#### TASK INSTRUCTIONS:
Return the number of lines holding "辩护律师在调查取证过程中", with nothing added.

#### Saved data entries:
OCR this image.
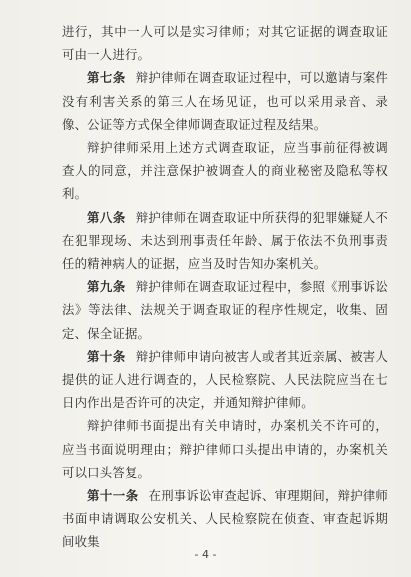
进行，其中一人可以是实习律师；对其它证据的调查取证可由一人进行。

第七条 辩护律师在调查取证过程中，可以邀请与案件没有利害关系的第三人在场见证，也可以采用录音、录像、公证等方式保全律师调查取证过程及结果。

辩护律师采用上述方式调查取证，应当事前征得被调查人的同意，并注意保护被调查人的商业秘密及隐私等权利。

第八条 辩护律师在调查取证中所获得的犯罪嫌疑人不在犯罪现场、未达到刑事责任年龄、属于依法不负刑事责任的精神病人的证据，应当及时告知办案机关。

第九条 辩护律师在调查取证过程中，参照《刑事诉讼法》等法律、法规关于调查取证的程序性规定，收集、固定、保全证据。

第十条 辩护律师申请向被害人或者其近亲属、被害人提供的证人进行调查的，人民检察院、人民法院应当在七日内作出是否许可的决定，并通知辩护律师。

辩护律师书面提出有关申请时，办案机关不许可的，应当书面说明理由；辩护律师口头提出申请的，办案机关可以口头答复。

第十一条 在刑事诉讼审查起诉、审理期间，辩护律师书面申请调取公安机关、人民检察院在侦查、审查起诉期间收集

- 4 -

#### WORKED SOLUTION:
2